Give every entry again, word for word and in full.

##### EXERCISE INPUTS #####

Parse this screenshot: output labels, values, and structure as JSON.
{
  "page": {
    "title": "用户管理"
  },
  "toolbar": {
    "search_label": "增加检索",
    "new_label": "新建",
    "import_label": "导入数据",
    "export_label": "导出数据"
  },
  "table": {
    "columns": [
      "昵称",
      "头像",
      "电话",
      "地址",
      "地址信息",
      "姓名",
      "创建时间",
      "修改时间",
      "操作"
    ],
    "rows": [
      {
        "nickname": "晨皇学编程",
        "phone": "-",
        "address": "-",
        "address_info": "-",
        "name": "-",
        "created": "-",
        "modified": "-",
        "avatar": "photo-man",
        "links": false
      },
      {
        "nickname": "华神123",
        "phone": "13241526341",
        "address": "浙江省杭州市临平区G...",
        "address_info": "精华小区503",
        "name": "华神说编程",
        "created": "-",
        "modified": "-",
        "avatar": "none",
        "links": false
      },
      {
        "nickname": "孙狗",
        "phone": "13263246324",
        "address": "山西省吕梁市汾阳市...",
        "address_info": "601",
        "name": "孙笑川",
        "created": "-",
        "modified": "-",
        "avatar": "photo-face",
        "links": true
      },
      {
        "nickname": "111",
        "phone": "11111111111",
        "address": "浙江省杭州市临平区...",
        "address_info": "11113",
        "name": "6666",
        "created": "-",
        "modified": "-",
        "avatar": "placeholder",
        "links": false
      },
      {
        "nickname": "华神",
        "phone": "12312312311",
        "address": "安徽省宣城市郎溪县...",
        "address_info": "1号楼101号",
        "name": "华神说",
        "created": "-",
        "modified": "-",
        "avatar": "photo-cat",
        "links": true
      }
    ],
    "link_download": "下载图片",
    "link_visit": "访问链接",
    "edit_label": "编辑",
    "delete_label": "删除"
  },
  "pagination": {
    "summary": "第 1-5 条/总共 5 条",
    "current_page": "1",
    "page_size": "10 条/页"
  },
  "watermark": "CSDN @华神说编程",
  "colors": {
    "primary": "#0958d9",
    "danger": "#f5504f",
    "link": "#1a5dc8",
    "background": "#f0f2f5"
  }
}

#####

## [RESPONSE]
Parse this screenshot: output labels, values, and structure as JSON.
{
  "page": {
    "title": "用户管理"
  },
  "toolbar": {
    "search_label": "增加检索",
    "new_label": "新建",
    "import_label": "导入数据",
    "export_label": "导出数据"
  },
  "table": {
    "columns": [
      "昵称",
      "头像",
      "电话",
      "地址",
      "地址信息",
      "姓名",
      "创建时间",
      "修改时间",
      "操作"
    ],
    "rows": [
      {
        "nickname": "晨皇学编程",
        "phone": "-",
        "address": "-",
        "address_info": "-",
        "name": "-",
        "created": "-",
        "modified": "-",
        "avatar": "photo-man",
        "links": false
      },
      {
        "nickname": "华神123",
        "phone": "13241526341",
        "address": "浙江省杭州市临平区G...",
        "address_info": "精华小区503",
        "name": "华神说编程",
        "created": "-",
        "modified": "-",
        "avatar": "none",
        "links": false
      },
      {
        "nickname": "孙狗",
        "phone": "13263246324",
        "address": "山西省吕梁市汾阳市...",
        "address_info": "601",
        "name": "孙笑川",
        "created": "-",
        "modified": "-",
        "avatar": "photo-face",
        "links": true
      },
      {
        "nickname": "111",
        "phone": "11111111111",
        "address": "浙江省杭州市临平区...",
        "address_info": "11113",
        "name": "6666",
        "created": "-",
        "modified": "-",
        "avatar": "placeholder",
        "links": false
      },
      {
        "nickname": "华神",
        "phone": "12312312311",
        "address": "安徽省宣城市郎溪县...",
        "address_info": "1号楼101号",
        "name": "华神说",
        "created": "-",
        "modified": "-",
        "avatar": "photo-cat",
        "links": true
      }
    ],
    "link_download": "下载图片",
    "link_visit": "访问链接",
    "edit_label": "编辑",
    "delete_label": "删除"
  },
  "pagination": {
    "summary": "第 1-5 条/总共 5 条",
    "current_page": "1",
    "page_size": "10 条/页"
  },
  "watermark": "CSDN @华神说编程",
  "colors": {
    "primary": "#0958d9",
    "danger": "#f5504f",
    "link": "#1a5dc8",
    "background": "#f0f2f5"
  }
}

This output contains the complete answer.